— Set problem —
Your answer should be a single number: the count of lines containing the string "humana".
____________________
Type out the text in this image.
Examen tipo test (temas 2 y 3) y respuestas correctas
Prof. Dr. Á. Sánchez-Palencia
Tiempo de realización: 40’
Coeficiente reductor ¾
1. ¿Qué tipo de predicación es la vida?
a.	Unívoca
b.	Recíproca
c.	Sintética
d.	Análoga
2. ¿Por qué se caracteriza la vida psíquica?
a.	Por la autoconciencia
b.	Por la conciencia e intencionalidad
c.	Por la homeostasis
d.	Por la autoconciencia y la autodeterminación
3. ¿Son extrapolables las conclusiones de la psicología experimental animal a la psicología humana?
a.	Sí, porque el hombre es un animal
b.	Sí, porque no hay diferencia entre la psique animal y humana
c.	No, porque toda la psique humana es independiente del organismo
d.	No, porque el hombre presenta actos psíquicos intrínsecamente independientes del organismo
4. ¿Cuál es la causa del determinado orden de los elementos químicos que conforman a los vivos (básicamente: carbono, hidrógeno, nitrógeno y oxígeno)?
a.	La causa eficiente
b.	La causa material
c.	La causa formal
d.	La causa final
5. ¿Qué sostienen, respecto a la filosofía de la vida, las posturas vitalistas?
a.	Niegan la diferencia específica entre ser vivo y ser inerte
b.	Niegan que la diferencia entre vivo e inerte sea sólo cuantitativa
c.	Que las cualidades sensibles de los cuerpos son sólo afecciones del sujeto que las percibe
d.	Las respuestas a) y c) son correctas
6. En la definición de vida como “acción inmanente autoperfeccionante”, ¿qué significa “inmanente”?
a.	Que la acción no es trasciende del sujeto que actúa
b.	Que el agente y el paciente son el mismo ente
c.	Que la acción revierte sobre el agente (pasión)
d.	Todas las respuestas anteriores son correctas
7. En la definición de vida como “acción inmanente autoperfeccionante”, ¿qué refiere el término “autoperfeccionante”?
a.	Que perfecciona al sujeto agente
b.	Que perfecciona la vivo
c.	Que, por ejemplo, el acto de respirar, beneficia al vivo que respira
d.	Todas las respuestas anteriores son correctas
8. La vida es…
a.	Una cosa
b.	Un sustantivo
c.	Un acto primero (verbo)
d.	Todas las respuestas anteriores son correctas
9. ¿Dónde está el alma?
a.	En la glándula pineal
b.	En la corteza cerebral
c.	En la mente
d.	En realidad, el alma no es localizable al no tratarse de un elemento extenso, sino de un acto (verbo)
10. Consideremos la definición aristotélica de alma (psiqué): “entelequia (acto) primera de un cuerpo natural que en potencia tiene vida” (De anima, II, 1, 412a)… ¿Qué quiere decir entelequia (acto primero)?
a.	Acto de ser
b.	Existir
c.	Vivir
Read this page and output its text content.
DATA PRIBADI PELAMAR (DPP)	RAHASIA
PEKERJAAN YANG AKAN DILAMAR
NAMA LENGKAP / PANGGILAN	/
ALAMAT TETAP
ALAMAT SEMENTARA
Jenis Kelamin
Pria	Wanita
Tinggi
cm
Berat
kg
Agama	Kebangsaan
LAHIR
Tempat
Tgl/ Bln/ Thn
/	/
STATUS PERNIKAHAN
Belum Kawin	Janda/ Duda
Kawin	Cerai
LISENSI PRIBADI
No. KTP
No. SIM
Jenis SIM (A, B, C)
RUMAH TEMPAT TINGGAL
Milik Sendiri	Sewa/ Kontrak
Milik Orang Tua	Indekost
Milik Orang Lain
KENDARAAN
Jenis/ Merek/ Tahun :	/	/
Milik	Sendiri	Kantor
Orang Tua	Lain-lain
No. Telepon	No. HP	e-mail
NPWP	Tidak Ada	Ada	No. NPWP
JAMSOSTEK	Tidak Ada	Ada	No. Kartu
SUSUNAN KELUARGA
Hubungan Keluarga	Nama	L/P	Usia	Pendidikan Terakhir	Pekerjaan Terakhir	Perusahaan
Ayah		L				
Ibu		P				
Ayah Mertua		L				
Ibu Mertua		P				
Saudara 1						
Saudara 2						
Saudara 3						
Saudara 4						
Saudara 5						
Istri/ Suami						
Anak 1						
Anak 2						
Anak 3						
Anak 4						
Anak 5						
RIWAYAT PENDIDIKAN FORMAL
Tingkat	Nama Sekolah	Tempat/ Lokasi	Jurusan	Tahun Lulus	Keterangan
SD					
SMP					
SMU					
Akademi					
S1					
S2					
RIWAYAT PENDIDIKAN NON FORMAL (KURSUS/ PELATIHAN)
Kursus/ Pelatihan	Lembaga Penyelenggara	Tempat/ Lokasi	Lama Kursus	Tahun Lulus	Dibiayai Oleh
____________________
— Solution —
3